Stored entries
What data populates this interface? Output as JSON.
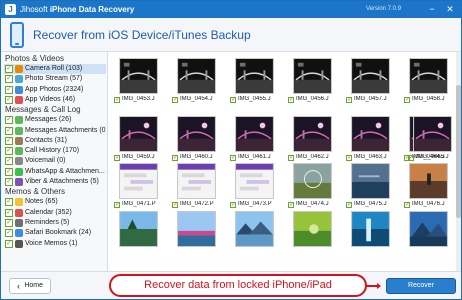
{
  "titlebar": {
    "brand": "Jihosoft",
    "product": "iPhone Data Recovery",
    "version": "Version 7.0.9",
    "controls": [
      "−",
      "✕"
    ]
  },
  "header": {
    "title": "Recover from iOS Device/iTunes Backup"
  },
  "sidebar": {
    "groups": [
      {
        "label": "Photos & Videos",
        "items": [
          {
            "label": "Camera Roll (103)",
            "icon_color": "#e68a00",
            "active": true
          },
          {
            "label": "Photo Stream (57)",
            "icon_color": "#4aa6d9"
          },
          {
            "label": "App Photos (2324)",
            "icon_color": "#3f8bd5"
          },
          {
            "label": "App Videos (46)",
            "icon_color": "#e05050"
          }
        ]
      },
      {
        "label": "Messages & Call Log",
        "items": [
          {
            "label": "Messages (26)",
            "icon_color": "#5cb85c"
          },
          {
            "label": "Messages Attachments (0)",
            "icon_color": "#5cb85c"
          },
          {
            "label": "Contacts (31)",
            "icon_color": "#9b7b55"
          },
          {
            "label": "Call History (170)",
            "icon_color": "#5cb85c"
          },
          {
            "label": "Voicemail (0)",
            "icon_color": "#888888"
          },
          {
            "label": "WhatsApp & Attachmen...",
            "icon_color": "#3fbf4d"
          },
          {
            "label": "Viber & Attachments (5)",
            "icon_color": "#7d52b5"
          }
        ]
      },
      {
        "label": "Memos & Others",
        "items": [
          {
            "label": "Notes (65)",
            "icon_color": "#f1c232"
          },
          {
            "label": "Calendar (352)",
            "icon_color": "#d9534f"
          },
          {
            "label": "Reminders (5)",
            "icon_color": "#6f6f6f"
          },
          {
            "label": "Safari Bookmark (24)",
            "icon_color": "#3a8ee6"
          },
          {
            "label": "Voice Memos (1)",
            "icon_color": "#555555"
          }
        ]
      }
    ]
  },
  "gallery": {
    "items": [
      {
        "label": "IMG_0453.J",
        "thumb": "dark-bridge"
      },
      {
        "label": "IMG_0454.J",
        "thumb": "dark-bridge"
      },
      {
        "label": "IMG_0455.J",
        "thumb": "dark-bridge"
      },
      {
        "label": "IMG_0456.J",
        "thumb": "dark-bridge"
      },
      {
        "label": "IMG_0457.J",
        "thumb": "dark-bridge"
      },
      {
        "label": "IMG_0458.J",
        "thumb": "dark-bridge"
      },
      {
        "label": "IMG_0459.J",
        "thumb": "night-pink"
      },
      {
        "label": "IMG_0460.J",
        "thumb": "night-pink"
      },
      {
        "label": "IMG_0461.J",
        "thumb": "night-pink"
      },
      {
        "label": "IMG_0462.J",
        "thumb": "night-pink"
      },
      {
        "label": "IMG_0463.J",
        "thumb": "night-pink"
      },
      {
        "label": "IMG_0464.J",
        "thumb": "night-pink"
      },
      {
        "label": "IMG_0465.J",
        "thumb": "night-pink"
      },
      {
        "label": "IMG_0471.P",
        "thumb": "chat"
      },
      {
        "label": "IMG_0472.P",
        "thumb": "chat"
      },
      {
        "label": "IMG_0473.P",
        "thumb": "chat"
      },
      {
        "label": "IMG_0474.J",
        "thumb": "grass"
      },
      {
        "label": "IMG_0475.J",
        "thumb": "ocean"
      },
      {
        "label": "IMG_0476.J",
        "thumb": "sunset"
      },
      {
        "label": "",
        "thumb": "forest"
      },
      {
        "label": "",
        "thumb": "sky-pink"
      },
      {
        "label": "",
        "thumb": "lake"
      },
      {
        "label": "",
        "thumb": "green"
      },
      {
        "label": "",
        "thumb": "waterfall"
      },
      {
        "label": "",
        "thumb": "blue-mountain"
      }
    ]
  },
  "footer": {
    "home_label": "Home",
    "recover_label": "Recover",
    "annotation": "Recover data from locked iPhone/iPad"
  },
  "colors": {
    "titlebar": "#1b76c9",
    "accent": "#1f5ea8",
    "check": "#6ea52e",
    "annotation": "#d5121c"
  }
}
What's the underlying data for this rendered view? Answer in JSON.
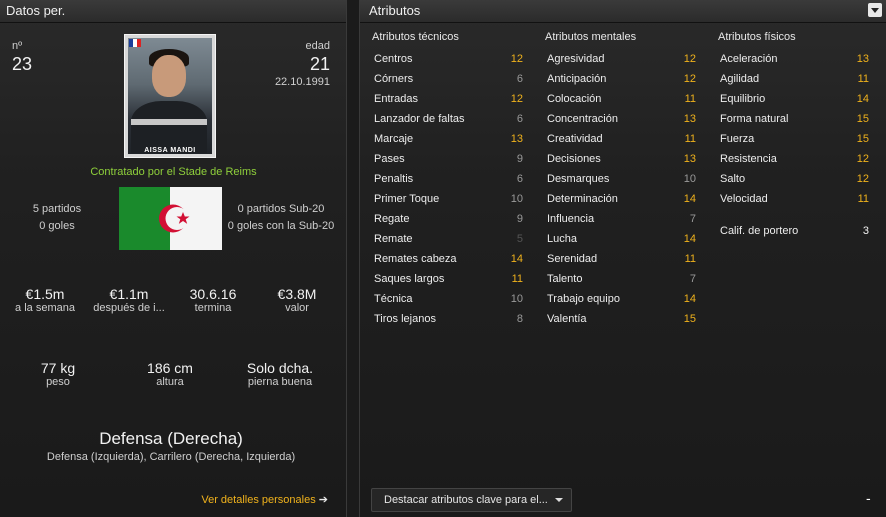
{
  "left": {
    "title": "Datos per.",
    "number_label": "nº",
    "number": "23",
    "age_label": "edad",
    "age": "21",
    "dob": "22.10.1991",
    "photo_name": "AISSA MANDI",
    "contracted": "Contratado por el Stade de Reims",
    "matches": "5 partidos",
    "goals": "0 goles",
    "u20_matches": "0 partidos Sub-20",
    "u20_goals": "0 goles con la Sub-20",
    "contract": [
      {
        "value": "€1.5m",
        "label": "a la semana"
      },
      {
        "value": "€1.1m",
        "label": "después de i..."
      },
      {
        "value": "30.6.16",
        "label": "termina"
      },
      {
        "value": "€3.8M",
        "label": "valor"
      }
    ],
    "physical": [
      {
        "value": "77 kg",
        "label": "peso"
      },
      {
        "value": "186 cm",
        "label": "altura"
      },
      {
        "value": "Solo dcha.",
        "label": "pierna buena"
      }
    ],
    "position": "Defensa (Derecha)",
    "positions_other": "Defensa (Izquierda), Carrilero (Derecha, Izquierda)",
    "details_link": "Ver detalles personales",
    "details_arrow": "➔"
  },
  "right": {
    "title": "Atributos",
    "technical_title": "Atributos técnicos",
    "mental_title": "Atributos mentales",
    "physical_title": "Atributos físicos",
    "technical": [
      {
        "name": "Centros",
        "value": "12"
      },
      {
        "name": "Córners",
        "value": "6"
      },
      {
        "name": "Entradas",
        "value": "12"
      },
      {
        "name": "Lanzador de faltas",
        "value": "6"
      },
      {
        "name": "Marcaje",
        "value": "13"
      },
      {
        "name": "Pases",
        "value": "9"
      },
      {
        "name": "Penaltis",
        "value": "6"
      },
      {
        "name": "Primer Toque",
        "value": "10"
      },
      {
        "name": "Regate",
        "value": "9"
      },
      {
        "name": "Remate",
        "value": "5"
      },
      {
        "name": "Remates cabeza",
        "value": "14"
      },
      {
        "name": "Saques largos",
        "value": "11"
      },
      {
        "name": "Técnica",
        "value": "10"
      },
      {
        "name": "Tiros lejanos",
        "value": "8"
      }
    ],
    "mental": [
      {
        "name": "Agresividad",
        "value": "12"
      },
      {
        "name": "Anticipación",
        "value": "12"
      },
      {
        "name": "Colocación",
        "value": "11"
      },
      {
        "name": "Concentración",
        "value": "13"
      },
      {
        "name": "Creatividad",
        "value": "11"
      },
      {
        "name": "Decisiones",
        "value": "13"
      },
      {
        "name": "Desmarques",
        "value": "10"
      },
      {
        "name": "Determinación",
        "value": "14"
      },
      {
        "name": "Influencia",
        "value": "7"
      },
      {
        "name": "Lucha",
        "value": "14"
      },
      {
        "name": "Serenidad",
        "value": "11"
      },
      {
        "name": "Talento",
        "value": "7"
      },
      {
        "name": "Trabajo equipo",
        "value": "14"
      },
      {
        "name": "Valentía",
        "value": "15"
      }
    ],
    "physical": [
      {
        "name": "Aceleración",
        "value": "13"
      },
      {
        "name": "Agilidad",
        "value": "11"
      },
      {
        "name": "Equilibrio",
        "value": "14"
      },
      {
        "name": "Forma natural",
        "value": "15"
      },
      {
        "name": "Fuerza",
        "value": "15"
      },
      {
        "name": "Resistencia",
        "value": "12"
      },
      {
        "name": "Salto",
        "value": "12"
      },
      {
        "name": "Velocidad",
        "value": "11"
      }
    ],
    "goalkeeper_label": "Calif. de portero",
    "goalkeeper_value": "3",
    "highlight_button": "Destacar atributos clave para el...",
    "collapse": "-"
  },
  "colors": {
    "highlight": "#f0b21c",
    "contracted": "#8fd03b",
    "flag_green": "#1a8a2c",
    "flag_red": "#d21034"
  }
}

What you are asked to do
Output every entry exactly as given; pictures are not part of the copy.

Exercise result
What data populates this interface? Output as JSON.
{
  "titlebar": {
    "brand": "Jihosoft",
    "product": "iPhone Data Recovery",
    "version": "Version 7.0.9",
    "controls": [
      "−",
      "✕"
    ]
  },
  "header": {
    "title": "Recover from iOS Device/iTunes Backup"
  },
  "sidebar": {
    "groups": [
      {
        "label": "Photos & Videos",
        "items": [
          {
            "label": "Camera Roll (103)",
            "icon_color": "#e68a00",
            "active": true
          },
          {
            "label": "Photo Stream (57)",
            "icon_color": "#4aa6d9"
          },
          {
            "label": "App Photos (2324)",
            "icon_color": "#3f8bd5"
          },
          {
            "label": "App Videos (46)",
            "icon_color": "#e05050"
          }
        ]
      },
      {
        "label": "Messages & Call Log",
        "items": [
          {
            "label": "Messages (26)",
            "icon_color": "#5cb85c"
          },
          {
            "label": "Messages Attachments (0)",
            "icon_color": "#5cb85c"
          },
          {
            "label": "Contacts (31)",
            "icon_color": "#9b7b55"
          },
          {
            "label": "Call History (170)",
            "icon_color": "#5cb85c"
          },
          {
            "label": "Voicemail (0)",
            "icon_color": "#888888"
          },
          {
            "label": "WhatsApp & Attachmen...",
            "icon_color": "#3fbf4d"
          },
          {
            "label": "Viber & Attachments (5)",
            "icon_color": "#7d52b5"
          }
        ]
      },
      {
        "label": "Memos & Others",
        "items": [
          {
            "label": "Notes (65)",
            "icon_color": "#f1c232"
          },
          {
            "label": "Calendar (352)",
            "icon_color": "#d9534f"
          },
          {
            "label": "Reminders (5)",
            "icon_color": "#6f6f6f"
          },
          {
            "label": "Safari Bookmark (24)",
            "icon_color": "#3a8ee6"
          },
          {
            "label": "Voice Memos (1)",
            "icon_color": "#555555"
          }
        ]
      }
    ]
  },
  "gallery": {
    "items": [
      {
        "label": "IMG_0453.J",
        "thumb": "dark-bridge"
      },
      {
        "label": "IMG_0454.J",
        "thumb": "dark-bridge"
      },
      {
        "label": "IMG_0455.J",
        "thumb": "dark-bridge"
      },
      {
        "label": "IMG_0456.J",
        "thumb": "dark-bridge"
      },
      {
        "label": "IMG_0457.J",
        "thumb": "dark-bridge"
      },
      {
        "label": "IMG_0458.J",
        "thumb": "dark-bridge"
      },
      {
        "label": "IMG_0459.J",
        "thumb": "night-pink"
      },
      {
        "label": "IMG_0460.J",
        "thumb": "night-pink"
      },
      {
        "label": "IMG_0461.J",
        "thumb": "night-pink"
      },
      {
        "label": "IMG_0462.J",
        "thumb": "night-pink"
      },
      {
        "label": "IMG_0463.J",
        "thumb": "night-pink"
      },
      {
        "label": "IMG_0464.J",
        "thumb": "night-pink"
      },
      {
        "label": "IMG_0465.J",
        "thumb": "night-pink"
      },
      {
        "label": "IMG_0471.P",
        "thumb": "chat"
      },
      {
        "label": "IMG_0472.P",
        "thumb": "chat"
      },
      {
        "label": "IMG_0473.P",
        "thumb": "chat"
      },
      {
        "label": "IMG_0474.J",
        "thumb": "grass"
      },
      {
        "label": "IMG_0475.J",
        "thumb": "ocean"
      },
      {
        "label": "IMG_0476.J",
        "thumb": "sunset"
      },
      {
        "label": "",
        "thumb": "forest"
      },
      {
        "label": "",
        "thumb": "sky-pink"
      },
      {
        "label": "",
        "thumb": "lake"
      },
      {
        "label": "",
        "thumb": "green"
      },
      {
        "label": "",
        "thumb": "waterfall"
      },
      {
        "label": "",
        "thumb": "blue-mountain"
      }
    ]
  },
  "footer": {
    "home_label": "Home",
    "recover_label": "Recover",
    "annotation": "Recover data from locked iPhone/iPad"
  },
  "colors": {
    "titlebar": "#1b76c9",
    "accent": "#1f5ea8",
    "check": "#6ea52e",
    "annotation": "#d5121c"
  }
}
What's the underlying data for this rendered view? Answer in JSON.
{
  "left": {
    "title": "Datos per.",
    "number_label": "nº",
    "number": "23",
    "age_label": "edad",
    "age": "21",
    "dob": "22.10.1991",
    "photo_name": "AISSA MANDI",
    "contracted": "Contratado por el Stade de Reims",
    "matches": "5 partidos",
    "goals": "0 goles",
    "u20_matches": "0 partidos Sub-20",
    "u20_goals": "0 goles con la Sub-20",
    "contract": [
      {
        "value": "€1.5m",
        "label": "a la semana"
      },
      {
        "value": "€1.1m",
        "label": "después de i..."
      },
      {
        "value": "30.6.16",
        "label": "termina"
      },
      {
        "value": "€3.8M",
        "label": "valor"
      }
    ],
    "physical": [
      {
        "value": "77 kg",
        "label": "peso"
      },
      {
        "value": "186 cm",
        "label": "altura"
      },
      {
        "value": "Solo dcha.",
        "label": "pierna buena"
      }
    ],
    "position": "Defensa (Derecha)",
    "positions_other": "Defensa (Izquierda), Carrilero (Derecha, Izquierda)",
    "details_link": "Ver detalles personales",
    "details_arrow": "➔"
  },
  "right": {
    "title": "Atributos",
    "technical_title": "Atributos técnicos",
    "mental_title": "Atributos mentales",
    "physical_title": "Atributos físicos",
    "technical": [
      {
        "name": "Centros",
        "value": "12"
      },
      {
        "name": "Córners",
        "value": "6"
      },
      {
        "name": "Entradas",
        "value": "12"
      },
      {
        "name": "Lanzador de faltas",
        "value": "6"
      },
      {
        "name": "Marcaje",
        "value": "13"
      },
      {
        "name": "Pases",
        "value": "9"
      },
      {
        "name": "Penaltis",
        "value": "6"
      },
      {
        "name": "Primer Toque",
        "value": "10"
      },
      {
        "name": "Regate",
        "value": "9"
      },
      {
        "name": "Remate",
        "value": "5"
      },
      {
        "name": "Remates cabeza",
        "value": "14"
      },
      {
        "name": "Saques largos",
        "value": "11"
      },
      {
        "name": "Técnica",
        "value": "10"
      },
      {
        "name": "Tiros lejanos",
        "value": "8"
      }
    ],
    "mental": [
      {
        "name": "Agresividad",
        "value": "12"
      },
      {
        "name": "Anticipación",
        "value": "12"
      },
      {
        "name": "Colocación",
        "value": "11"
      },
      {
        "name": "Concentración",
        "value": "13"
      },
      {
        "name": "Creatividad",
        "value": "11"
      },
      {
        "name": "Decisiones",
        "value": "13"
      },
      {
        "name": "Desmarques",
        "value": "10"
      },
      {
        "name": "Determinación",
        "value": "14"
      },
      {
        "name": "Influencia",
        "value": "7"
      },
      {
        "name": "Lucha",
        "value": "14"
      },
      {
        "name": "Serenidad",
        "value": "11"
      },
      {
        "name": "Talento",
        "value": "7"
      },
      {
        "name": "Trabajo equipo",
        "value": "14"
      },
      {
        "name": "Valentía",
        "value": "15"
      }
    ],
    "physical": [
      {
        "name": "Aceleración",
        "value": "13"
      },
      {
        "name": "Agilidad",
        "value": "11"
      },
      {
        "name": "Equilibrio",
        "value": "14"
      },
      {
        "name": "Forma natural",
        "value": "15"
      },
      {
        "name": "Fuerza",
        "value": "15"
      },
      {
        "name": "Resistencia",
        "value": "12"
      },
      {
        "name": "Salto",
        "value": "12"
      },
      {
        "name": "Velocidad",
        "value": "11"
      }
    ],
    "goalkeeper_label": "Calif. de portero",
    "goalkeeper_value": "3",
    "highlight_button": "Destacar atributos clave para el...",
    "collapse": "-"
  },
  "colors": {
    "highlight": "#f0b21c",
    "contracted": "#8fd03b",
    "flag_green": "#1a8a2c",
    "flag_red": "#d21034"
  }
}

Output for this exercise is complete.